Do this: Extract each line of the data below exactly as written.

Entries supplied:
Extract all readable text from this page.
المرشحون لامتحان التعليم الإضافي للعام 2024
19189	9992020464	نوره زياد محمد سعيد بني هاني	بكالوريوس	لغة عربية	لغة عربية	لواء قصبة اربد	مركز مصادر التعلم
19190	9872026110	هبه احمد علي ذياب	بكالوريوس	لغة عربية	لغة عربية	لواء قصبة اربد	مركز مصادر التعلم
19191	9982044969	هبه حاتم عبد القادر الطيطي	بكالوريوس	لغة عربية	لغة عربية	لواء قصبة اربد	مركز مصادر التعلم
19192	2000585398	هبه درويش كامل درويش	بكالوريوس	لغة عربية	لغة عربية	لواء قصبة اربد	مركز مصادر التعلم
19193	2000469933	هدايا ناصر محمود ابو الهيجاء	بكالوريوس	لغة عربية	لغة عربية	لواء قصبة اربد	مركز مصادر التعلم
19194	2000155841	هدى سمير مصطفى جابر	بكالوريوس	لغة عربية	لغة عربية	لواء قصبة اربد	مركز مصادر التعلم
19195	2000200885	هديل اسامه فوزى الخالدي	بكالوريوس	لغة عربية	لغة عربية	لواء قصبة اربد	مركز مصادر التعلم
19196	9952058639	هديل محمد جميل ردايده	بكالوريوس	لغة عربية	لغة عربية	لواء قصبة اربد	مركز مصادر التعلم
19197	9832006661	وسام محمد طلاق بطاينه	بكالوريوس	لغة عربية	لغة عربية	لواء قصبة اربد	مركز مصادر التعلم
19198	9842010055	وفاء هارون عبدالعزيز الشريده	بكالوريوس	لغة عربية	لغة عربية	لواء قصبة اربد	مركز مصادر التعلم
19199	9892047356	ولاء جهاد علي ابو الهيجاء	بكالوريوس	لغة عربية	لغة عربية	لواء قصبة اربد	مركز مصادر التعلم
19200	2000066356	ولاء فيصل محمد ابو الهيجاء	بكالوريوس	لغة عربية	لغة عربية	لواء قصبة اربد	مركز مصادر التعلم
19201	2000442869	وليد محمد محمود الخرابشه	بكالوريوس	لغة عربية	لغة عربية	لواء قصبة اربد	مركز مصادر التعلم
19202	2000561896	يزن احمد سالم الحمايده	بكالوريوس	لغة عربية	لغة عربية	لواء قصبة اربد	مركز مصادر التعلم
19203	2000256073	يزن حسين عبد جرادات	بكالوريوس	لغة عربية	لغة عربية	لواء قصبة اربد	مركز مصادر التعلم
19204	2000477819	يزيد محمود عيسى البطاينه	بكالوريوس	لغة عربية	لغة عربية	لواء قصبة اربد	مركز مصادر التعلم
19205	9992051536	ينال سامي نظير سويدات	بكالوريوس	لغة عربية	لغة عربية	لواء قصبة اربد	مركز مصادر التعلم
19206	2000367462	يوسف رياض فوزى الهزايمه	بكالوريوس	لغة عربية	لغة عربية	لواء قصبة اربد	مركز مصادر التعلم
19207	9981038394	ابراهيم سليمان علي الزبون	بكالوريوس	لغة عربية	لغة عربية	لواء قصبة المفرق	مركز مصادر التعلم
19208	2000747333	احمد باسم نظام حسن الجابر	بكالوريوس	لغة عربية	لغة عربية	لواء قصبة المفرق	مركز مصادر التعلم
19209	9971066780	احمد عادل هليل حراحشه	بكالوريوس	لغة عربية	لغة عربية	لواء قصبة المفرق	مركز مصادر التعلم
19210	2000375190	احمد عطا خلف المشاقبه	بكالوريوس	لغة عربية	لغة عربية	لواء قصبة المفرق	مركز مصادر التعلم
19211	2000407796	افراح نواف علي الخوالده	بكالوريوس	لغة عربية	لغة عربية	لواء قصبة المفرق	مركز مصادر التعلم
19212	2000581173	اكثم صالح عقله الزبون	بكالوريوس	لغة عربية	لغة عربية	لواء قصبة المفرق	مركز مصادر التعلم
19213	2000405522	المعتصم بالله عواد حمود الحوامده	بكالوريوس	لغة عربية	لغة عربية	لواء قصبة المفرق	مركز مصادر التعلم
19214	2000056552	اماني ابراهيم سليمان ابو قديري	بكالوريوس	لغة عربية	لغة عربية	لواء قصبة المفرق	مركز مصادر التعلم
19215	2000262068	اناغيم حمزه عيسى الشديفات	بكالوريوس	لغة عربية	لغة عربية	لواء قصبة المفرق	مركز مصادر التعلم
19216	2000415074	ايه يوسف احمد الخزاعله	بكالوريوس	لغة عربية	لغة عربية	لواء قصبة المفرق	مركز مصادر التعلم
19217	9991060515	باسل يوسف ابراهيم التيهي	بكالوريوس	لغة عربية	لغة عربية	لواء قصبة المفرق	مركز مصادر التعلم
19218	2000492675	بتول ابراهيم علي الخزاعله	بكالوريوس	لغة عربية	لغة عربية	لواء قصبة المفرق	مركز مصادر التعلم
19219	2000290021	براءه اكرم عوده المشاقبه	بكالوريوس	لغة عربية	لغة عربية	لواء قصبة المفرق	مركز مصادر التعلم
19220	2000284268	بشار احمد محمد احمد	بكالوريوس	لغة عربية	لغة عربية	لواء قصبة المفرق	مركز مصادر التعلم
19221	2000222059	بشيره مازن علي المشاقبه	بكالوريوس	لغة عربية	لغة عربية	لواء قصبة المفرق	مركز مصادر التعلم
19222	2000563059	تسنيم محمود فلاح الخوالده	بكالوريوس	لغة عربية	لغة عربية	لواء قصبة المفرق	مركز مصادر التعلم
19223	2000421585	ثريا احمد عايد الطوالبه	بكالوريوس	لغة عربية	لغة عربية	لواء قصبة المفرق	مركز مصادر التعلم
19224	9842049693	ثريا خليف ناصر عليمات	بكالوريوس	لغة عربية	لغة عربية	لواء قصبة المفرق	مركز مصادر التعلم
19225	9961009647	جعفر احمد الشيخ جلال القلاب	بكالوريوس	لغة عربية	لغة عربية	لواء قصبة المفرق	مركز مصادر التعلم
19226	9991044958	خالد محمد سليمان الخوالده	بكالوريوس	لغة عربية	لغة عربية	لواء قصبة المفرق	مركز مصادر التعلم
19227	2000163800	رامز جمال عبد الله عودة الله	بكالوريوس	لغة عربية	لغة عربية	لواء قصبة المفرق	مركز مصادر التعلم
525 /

Written response:
Extract all readable text from this page.
المرشحون لامتحان التعليم الإضافي للعام 2024
19189	9992020464	نوره زياد محمد سعيد بني هاني	بكالوريوس	لغة عربية	لغة عربية	لواء قصبة اربد	مركز مصادر التعلم
19190	9872026110	هبه احمد علي ذياب	بكالوريوس	لغة عربية	لغة عربية	لواء قصبة اربد	مركز مصادر التعلم
19191	9982044969	هبه حاتم عبد القادر الطيطي	بكالوريوس	لغة عربية	لغة عربية	لواء قصبة اربد	مركز مصادر التعلم
19192	2000585398	هبه درويش كامل درويش	بكالوريوس	لغة عربية	لغة عربية	لواء قصبة اربد	مركز مصادر التعلم
19193	2000469933	هدايا ناصر محمود ابو الهيجاء	بكالوريوس	لغة عربية	لغة عربية	لواء قصبة اربد	مركز مصادر التعلم
19194	2000155841	هدى سمير مصطفى جابر	بكالوريوس	لغة عربية	لغة عربية	لواء قصبة اربد	مركز مصادر التعلم
19195	2000200885	هديل اسامه فوزى الخالدي	بكالوريوس	لغة عربية	لغة عربية	لواء قصبة اربد	مركز مصادر التعلم
19196	9952058639	هديل محمد جميل ردايده	بكالوريوس	لغة عربية	لغة عربية	لواء قصبة اربد	مركز مصادر التعلم
19197	9832006661	وسام محمد طلاق بطاينه	بكالوريوس	لغة عربية	لغة عربية	لواء قصبة اربد	مركز مصادر التعلم
19198	9842010055	وفاء هارون عبدالعزيز الشريده	بكالوريوس	لغة عربية	لغة عربية	لواء قصبة اربد	مركز مصادر التعلم
19199	9892047356	ولاء جهاد علي ابو الهيجاء	بكالوريوس	لغة عربية	لغة عربية	لواء قصبة اربد	مركز مصادر التعلم
19200	2000066356	ولاء فيصل محمد ابو الهيجاء	بكالوريوس	لغة عربية	لغة عربية	لواء قصبة اربد	مركز مصادر التعلم
19201	2000442869	وليد محمد محمود الخرابشه	بكالوريوس	لغة عربية	لغة عربية	لواء قصبة اربد	مركز مصادر التعلم
19202	2000561896	يزن احمد سالم الحمايده	بكالوريوس	لغة عربية	لغة عربية	لواء قصبة اربد	مركز مصادر التعلم
19203	2000256073	يزن حسين عبد جرادات	بكالوريوس	لغة عربية	لغة عربية	لواء قصبة اربد	مركز مصادر التعلم
19204	2000477819	يزيد محمود عيسى البطاينه	بكالوريوس	لغة عربية	لغة عربية	لواء قصبة اربد	مركز مصادر التعلم
19205	9992051536	ينال سامي نظير سويدات	بكالوريوس	لغة عربية	لغة عربية	لواء قصبة اربد	مركز مصادر التعلم
19206	2000367462	يوسف رياض فوزى الهزايمه	بكالوريوس	لغة عربية	لغة عربية	لواء قصبة اربد	مركز مصادر التعلم
19207	9981038394	ابراهيم سليمان علي الزبون	بكالوريوس	لغة عربية	لغة عربية	لواء قصبة المفرق	مركز مصادر التعلم
19208	2000747333	احمد باسم نظام حسن الجابر	بكالوريوس	لغة عربية	لغة عربية	لواء قصبة المفرق	مركز مصادر التعلم
19209	9971066780	احمد عادل هليل حراحشه	بكالوريوس	لغة عربية	لغة عربية	لواء قصبة المفرق	مركز مصادر التعلم
19210	2000375190	احمد عطا خلف المشاقبه	بكالوريوس	لغة عربية	لغة عربية	لواء قصبة المفرق	مركز مصادر التعلم
19211	2000407796	افراح نواف علي الخوالده	بكالوريوس	لغة عربية	لغة عربية	لواء قصبة المفرق	مركز مصادر التعلم
19212	2000581173	اكثم صالح عقله الزبون	بكالوريوس	لغة عربية	لغة عربية	لواء قصبة المفرق	مركز مصادر التعلم
19213	2000405522	المعتصم بالله عواد حمود الحوامده	بكالوريوس	لغة عربية	لغة عربية	لواء قصبة المفرق	مركز مصادر التعلم
19214	2000056552	اماني ابراهيم سليمان ابو قديري	بكالوريوس	لغة عربية	لغة عربية	لواء قصبة المفرق	مركز مصادر التعلم
19215	2000262068	اناغيم حمزه عيسى الشديفات	بكالوريوس	لغة عربية	لغة عربية	لواء قصبة المفرق	مركز مصادر التعلم
19216	2000415074	ايه يوسف احمد الخزاعله	بكالوريوس	لغة عربية	لغة عربية	لواء قصبة المفرق	مركز مصادر التعلم
19217	9991060515	باسل يوسف ابراهيم التيهي	بكالوريوس	لغة عربية	لغة عربية	لواء قصبة المفرق	مركز مصادر التعلم
19218	2000492675	بتول ابراهيم علي الخزاعله	بكالوريوس	لغة عربية	لغة عربية	لواء قصبة المفرق	مركز مصادر التعلم
19219	2000290021	براءه اكرم عوده المشاقبه	بكالوريوس	لغة عربية	لغة عربية	لواء قصبة المفرق	مركز مصادر التعلم
19220	2000284268	بشار احمد محمد احمد	بكالوريوس	لغة عربية	لغة عربية	لواء قصبة المفرق	مركز مصادر التعلم
19221	2000222059	بشيره مازن علي المشاقبه	بكالوريوس	لغة عربية	لغة عربية	لواء قصبة المفرق	مركز مصادر التعلم
19222	2000563059	تسنيم محمود فلاح الخوالده	بكالوريوس	لغة عربية	لغة عربية	لواء قصبة المفرق	مركز مصادر التعلم
19223	2000421585	ثريا احمد عايد الطوالبه	بكالوريوس	لغة عربية	لغة عربية	لواء قصبة المفرق	مركز مصادر التعلم
19224	9842049693	ثريا خليف ناصر عليمات	بكالوريوس	لغة عربية	لغة عربية	لواء قصبة المفرق	مركز مصادر التعلم
19225	9961009647	جعفر احمد الشيخ جلال القلاب	بكالوريوس	لغة عربية	لغة عربية	لواء قصبة المفرق	مركز مصادر التعلم
19226	9991044958	خالد محمد سليمان الخوالده	بكالوريوس	لغة عربية	لغة عربية	لواء قصبة المفرق	مركز مصادر التعلم
19227	2000163800	رامز جمال عبد الله عودة الله	بكالوريوس	لغة عربية	لغة عربية	لواء قصبة المفرق	مركز مصادر التعلم
525 /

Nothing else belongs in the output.